Problem requirements: Every line of the records below should be restated exactly.
— START OF Entries supplied —
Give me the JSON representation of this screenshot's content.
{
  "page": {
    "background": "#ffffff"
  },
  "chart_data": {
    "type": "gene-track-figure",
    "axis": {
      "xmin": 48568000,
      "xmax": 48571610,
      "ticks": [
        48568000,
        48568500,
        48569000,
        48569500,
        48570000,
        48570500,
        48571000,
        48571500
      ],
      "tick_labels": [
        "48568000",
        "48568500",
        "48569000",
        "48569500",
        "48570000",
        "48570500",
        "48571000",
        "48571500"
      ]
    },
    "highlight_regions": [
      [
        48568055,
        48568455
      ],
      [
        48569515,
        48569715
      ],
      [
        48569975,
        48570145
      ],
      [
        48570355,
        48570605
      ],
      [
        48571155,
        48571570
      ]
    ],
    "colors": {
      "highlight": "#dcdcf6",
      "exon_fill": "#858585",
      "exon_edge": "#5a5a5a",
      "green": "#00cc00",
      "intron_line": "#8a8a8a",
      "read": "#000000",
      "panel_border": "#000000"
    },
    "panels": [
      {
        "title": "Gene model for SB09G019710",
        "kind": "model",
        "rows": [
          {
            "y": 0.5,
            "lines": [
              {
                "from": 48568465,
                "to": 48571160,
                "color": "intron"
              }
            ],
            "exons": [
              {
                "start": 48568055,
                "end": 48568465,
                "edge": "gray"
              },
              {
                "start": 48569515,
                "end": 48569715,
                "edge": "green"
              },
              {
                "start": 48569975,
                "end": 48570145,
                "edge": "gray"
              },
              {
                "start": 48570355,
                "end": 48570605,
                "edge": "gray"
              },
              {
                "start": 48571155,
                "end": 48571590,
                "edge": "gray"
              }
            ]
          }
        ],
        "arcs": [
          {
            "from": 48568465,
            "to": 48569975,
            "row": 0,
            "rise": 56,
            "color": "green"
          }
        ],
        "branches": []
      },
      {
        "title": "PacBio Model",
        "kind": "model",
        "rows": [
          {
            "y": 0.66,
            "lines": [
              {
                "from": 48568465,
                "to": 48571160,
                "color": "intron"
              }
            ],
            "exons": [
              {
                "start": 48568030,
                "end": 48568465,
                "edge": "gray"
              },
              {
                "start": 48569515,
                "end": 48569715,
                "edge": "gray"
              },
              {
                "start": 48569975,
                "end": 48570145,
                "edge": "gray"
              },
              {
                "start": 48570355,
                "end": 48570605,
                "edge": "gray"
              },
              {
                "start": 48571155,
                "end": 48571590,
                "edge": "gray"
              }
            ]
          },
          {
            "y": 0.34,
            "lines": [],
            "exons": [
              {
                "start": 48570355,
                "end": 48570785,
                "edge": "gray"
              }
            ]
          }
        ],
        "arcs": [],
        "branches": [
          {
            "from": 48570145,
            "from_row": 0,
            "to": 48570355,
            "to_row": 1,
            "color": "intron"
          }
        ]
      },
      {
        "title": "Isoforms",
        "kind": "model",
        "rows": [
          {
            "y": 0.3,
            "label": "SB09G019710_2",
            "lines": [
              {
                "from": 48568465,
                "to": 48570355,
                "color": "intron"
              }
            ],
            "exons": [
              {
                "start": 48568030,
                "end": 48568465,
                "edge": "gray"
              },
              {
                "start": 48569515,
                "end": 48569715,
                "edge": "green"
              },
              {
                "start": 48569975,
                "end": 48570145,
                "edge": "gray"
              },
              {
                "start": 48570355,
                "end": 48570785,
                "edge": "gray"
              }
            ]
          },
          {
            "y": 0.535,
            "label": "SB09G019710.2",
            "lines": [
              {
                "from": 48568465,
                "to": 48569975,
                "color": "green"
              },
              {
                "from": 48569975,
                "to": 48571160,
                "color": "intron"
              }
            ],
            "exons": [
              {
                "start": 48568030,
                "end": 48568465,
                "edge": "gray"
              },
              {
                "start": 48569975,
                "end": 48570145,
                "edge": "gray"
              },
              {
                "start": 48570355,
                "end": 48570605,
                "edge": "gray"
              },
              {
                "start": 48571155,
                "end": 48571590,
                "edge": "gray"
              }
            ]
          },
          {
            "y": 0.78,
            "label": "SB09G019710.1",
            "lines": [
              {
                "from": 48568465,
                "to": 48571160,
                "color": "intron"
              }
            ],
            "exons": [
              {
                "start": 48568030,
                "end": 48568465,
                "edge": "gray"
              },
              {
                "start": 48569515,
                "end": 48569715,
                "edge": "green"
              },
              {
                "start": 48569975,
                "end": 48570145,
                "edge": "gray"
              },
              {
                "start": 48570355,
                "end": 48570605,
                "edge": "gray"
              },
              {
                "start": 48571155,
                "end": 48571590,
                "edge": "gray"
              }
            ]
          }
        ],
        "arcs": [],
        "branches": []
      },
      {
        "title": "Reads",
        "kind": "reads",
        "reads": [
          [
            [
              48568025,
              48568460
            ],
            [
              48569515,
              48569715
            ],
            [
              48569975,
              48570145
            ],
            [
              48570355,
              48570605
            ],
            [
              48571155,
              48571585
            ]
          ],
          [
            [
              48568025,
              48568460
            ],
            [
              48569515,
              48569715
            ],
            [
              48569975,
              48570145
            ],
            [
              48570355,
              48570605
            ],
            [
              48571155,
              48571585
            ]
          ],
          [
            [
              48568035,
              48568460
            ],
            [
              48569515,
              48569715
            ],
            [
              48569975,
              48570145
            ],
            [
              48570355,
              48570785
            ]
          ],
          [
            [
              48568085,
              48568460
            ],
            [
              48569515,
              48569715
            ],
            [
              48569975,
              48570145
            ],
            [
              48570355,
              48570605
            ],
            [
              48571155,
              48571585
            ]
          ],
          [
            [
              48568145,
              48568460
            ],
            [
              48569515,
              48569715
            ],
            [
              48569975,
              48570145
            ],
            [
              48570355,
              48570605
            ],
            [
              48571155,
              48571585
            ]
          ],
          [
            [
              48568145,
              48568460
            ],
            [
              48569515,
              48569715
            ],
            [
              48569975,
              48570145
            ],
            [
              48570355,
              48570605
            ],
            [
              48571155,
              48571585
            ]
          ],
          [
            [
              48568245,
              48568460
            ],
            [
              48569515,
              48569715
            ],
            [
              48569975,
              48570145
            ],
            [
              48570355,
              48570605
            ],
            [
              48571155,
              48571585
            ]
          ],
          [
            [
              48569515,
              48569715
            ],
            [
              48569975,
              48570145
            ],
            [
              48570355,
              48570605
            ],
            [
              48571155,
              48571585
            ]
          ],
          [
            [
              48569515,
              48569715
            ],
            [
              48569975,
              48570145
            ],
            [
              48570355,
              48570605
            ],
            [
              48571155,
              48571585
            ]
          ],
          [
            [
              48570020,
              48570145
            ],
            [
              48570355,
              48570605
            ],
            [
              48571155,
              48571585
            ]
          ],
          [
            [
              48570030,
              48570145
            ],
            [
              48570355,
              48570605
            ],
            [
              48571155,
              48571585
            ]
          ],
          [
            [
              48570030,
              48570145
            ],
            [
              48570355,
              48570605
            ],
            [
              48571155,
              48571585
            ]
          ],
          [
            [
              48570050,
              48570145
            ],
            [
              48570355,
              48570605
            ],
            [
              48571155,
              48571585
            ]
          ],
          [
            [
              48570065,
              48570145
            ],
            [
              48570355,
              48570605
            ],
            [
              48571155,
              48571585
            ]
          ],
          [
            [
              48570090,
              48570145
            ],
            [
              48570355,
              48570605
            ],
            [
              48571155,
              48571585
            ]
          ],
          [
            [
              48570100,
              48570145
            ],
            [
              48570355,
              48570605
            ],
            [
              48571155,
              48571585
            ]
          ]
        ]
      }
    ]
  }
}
— END OF Entries supplied —
Correct result:
Give me the JSON representation of this screenshot's content.
{
  "page": {
    "background": "#ffffff"
  },
  "chart_data": {
    "type": "gene-track-figure",
    "axis": {
      "xmin": 48568000,
      "xmax": 48571610,
      "ticks": [
        48568000,
        48568500,
        48569000,
        48569500,
        48570000,
        48570500,
        48571000,
        48571500
      ],
      "tick_labels": [
        "48568000",
        "48568500",
        "48569000",
        "48569500",
        "48570000",
        "48570500",
        "48571000",
        "48571500"
      ]
    },
    "highlight_regions": [
      [
        48568055,
        48568455
      ],
      [
        48569515,
        48569715
      ],
      [
        48569975,
        48570145
      ],
      [
        48570355,
        48570605
      ],
      [
        48571155,
        48571570
      ]
    ],
    "colors": {
      "highlight": "#dcdcf6",
      "exon_fill": "#858585",
      "exon_edge": "#5a5a5a",
      "green": "#00cc00",
      "intron_line": "#8a8a8a",
      "read": "#000000",
      "panel_border": "#000000"
    },
    "panels": [
      {
        "title": "Gene model for SB09G019710",
        "kind": "model",
        "rows": [
          {
            "y": 0.5,
            "lines": [
              {
                "from": 48568465,
                "to": 48571160,
                "color": "intron"
              }
            ],
            "exons": [
              {
                "start": 48568055,
                "end": 48568465,
                "edge": "gray"
              },
              {
                "start": 48569515,
                "end": 48569715,
                "edge": "green"
              },
              {
                "start": 48569975,
                "end": 48570145,
                "edge": "gray"
              },
              {
                "start": 48570355,
                "end": 48570605,
                "edge": "gray"
              },
              {
                "start": 48571155,
                "end": 48571590,
                "edge": "gray"
              }
            ]
          }
        ],
        "arcs": [
          {
            "from": 48568465,
            "to": 48569975,
            "row": 0,
            "rise": 56,
            "color": "green"
          }
        ],
        "branches": []
      },
      {
        "title": "PacBio Model",
        "kind": "model",
        "rows": [
          {
            "y": 0.66,
            "lines": [
              {
                "from": 48568465,
                "to": 48571160,
                "color": "intron"
              }
            ],
            "exons": [
              {
                "start": 48568030,
                "end": 48568465,
                "edge": "gray"
              },
              {
                "start": 48569515,
                "end": 48569715,
                "edge": "gray"
              },
              {
                "start": 48569975,
                "end": 48570145,
                "edge": "gray"
              },
              {
                "start": 48570355,
                "end": 48570605,
                "edge": "gray"
              },
              {
                "start": 48571155,
                "end": 48571590,
                "edge": "gray"
              }
            ]
          },
          {
            "y": 0.34,
            "lines": [],
            "exons": [
              {
                "start": 48570355,
                "end": 48570785,
                "edge": "gray"
              }
            ]
          }
        ],
        "arcs": [],
        "branches": [
          {
            "from": 48570145,
            "from_row": 0,
            "to": 48570355,
            "to_row": 1,
            "color": "intron"
          }
        ]
      },
      {
        "title": "Isoforms",
        "kind": "model",
        "rows": [
          {
            "y": 0.3,
            "label": "SB09G019710_2",
            "lines": [
              {
                "from": 48568465,
                "to": 48570355,
                "color": "intron"
              }
            ],
            "exons": [
              {
                "start": 48568030,
                "end": 48568465,
                "edge": "gray"
              },
              {
                "start": 48569515,
                "end": 48569715,
                "edge": "green"
              },
              {
                "start": 48569975,
                "end": 48570145,
                "edge": "gray"
              },
              {
                "start": 48570355,
                "end": 48570785,
                "edge": "gray"
              }
            ]
          },
          {
            "y": 0.535,
            "label": "SB09G019710.2",
            "lines": [
              {
                "from": 48568465,
                "to": 48569975,
                "color": "green"
              },
              {
                "from": 48569975,
                "to": 48571160,
                "color": "intron"
              }
            ],
            "exons": [
              {
                "start": 48568030,
                "end": 48568465,
                "edge": "gray"
              },
              {
                "start": 48569975,
                "end": 48570145,
                "edge": "gray"
              },
              {
                "start": 48570355,
                "end": 48570605,
                "edge": "gray"
              },
              {
                "start": 48571155,
                "end": 48571590,
                "edge": "gray"
              }
            ]
          },
          {
            "y": 0.78,
            "label": "SB09G019710.1",
            "lines": [
              {
                "from": 48568465,
                "to": 48571160,
                "color": "intron"
              }
            ],
            "exons": [
              {
                "start": 48568030,
                "end": 48568465,
                "edge": "gray"
              },
              {
                "start": 48569515,
                "end": 48569715,
                "edge": "green"
              },
              {
                "start": 48569975,
                "end": 48570145,
                "edge": "gray"
              },
              {
                "start": 48570355,
                "end": 48570605,
                "edge": "gray"
              },
              {
                "start": 48571155,
                "end": 48571590,
                "edge": "gray"
              }
            ]
          }
        ],
        "arcs": [],
        "branches": []
      },
      {
        "title": "Reads",
        "kind": "reads",
        "reads": [
          [
            [
              48568025,
              48568460
            ],
            [
              48569515,
              48569715
            ],
            [
              48569975,
              48570145
            ],
            [
              48570355,
              48570605
            ],
            [
              48571155,
              48571585
            ]
          ],
          [
            [
              48568025,
              48568460
            ],
            [
              48569515,
              48569715
            ],
            [
              48569975,
              48570145
            ],
            [
              48570355,
              48570605
            ],
            [
              48571155,
              48571585
            ]
          ],
          [
            [
              48568035,
              48568460
            ],
            [
              48569515,
              48569715
            ],
            [
              48569975,
              48570145
            ],
            [
              48570355,
              48570785
            ]
          ],
          [
            [
              48568085,
              48568460
            ],
            [
              48569515,
              48569715
            ],
            [
              48569975,
              48570145
            ],
            [
              48570355,
              48570605
            ],
            [
              48571155,
              48571585
            ]
          ],
          [
            [
              48568145,
              48568460
            ],
            [
              48569515,
              48569715
            ],
            [
              48569975,
              48570145
            ],
            [
              48570355,
              48570605
            ],
            [
              48571155,
              48571585
            ]
          ],
          [
            [
              48568145,
              48568460
            ],
            [
              48569515,
              48569715
            ],
            [
              48569975,
              48570145
            ],
            [
              48570355,
              48570605
            ],
            [
              48571155,
              48571585
            ]
          ],
          [
            [
              48568245,
              48568460
            ],
            [
              48569515,
              48569715
            ],
            [
              48569975,
              48570145
            ],
            [
              48570355,
              48570605
            ],
            [
              48571155,
              48571585
            ]
          ],
          [
            [
              48569515,
              48569715
            ],
            [
              48569975,
              48570145
            ],
            [
              48570355,
              48570605
            ],
            [
              48571155,
              48571585
            ]
          ],
          [
            [
              48569515,
              48569715
            ],
            [
              48569975,
              48570145
            ],
            [
              48570355,
              48570605
            ],
            [
              48571155,
              48571585
            ]
          ],
          [
            [
              48570020,
              48570145
            ],
            [
              48570355,
              48570605
            ],
            [
              48571155,
              48571585
            ]
          ],
          [
            [
              48570030,
              48570145
            ],
            [
              48570355,
              48570605
            ],
            [
              48571155,
              48571585
            ]
          ],
          [
            [
              48570030,
              48570145
            ],
            [
              48570355,
              48570605
            ],
            [
              48571155,
              48571585
            ]
          ],
          [
            [
              48570050,
              48570145
            ],
            [
              48570355,
              48570605
            ],
            [
              48571155,
              48571585
            ]
          ],
          [
            [
              48570065,
              48570145
            ],
            [
              48570355,
              48570605
            ],
            [
              48571155,
              48571585
            ]
          ],
          [
            [
              48570090,
              48570145
            ],
            [
              48570355,
              48570605
            ],
            [
              48571155,
              48571585
            ]
          ],
          [
            [
              48570100,
              48570145
            ],
            [
              48570355,
              48570605
            ],
            [
              48571155,
              48571585
            ]
          ]
        ]
      }
    ]
  }
}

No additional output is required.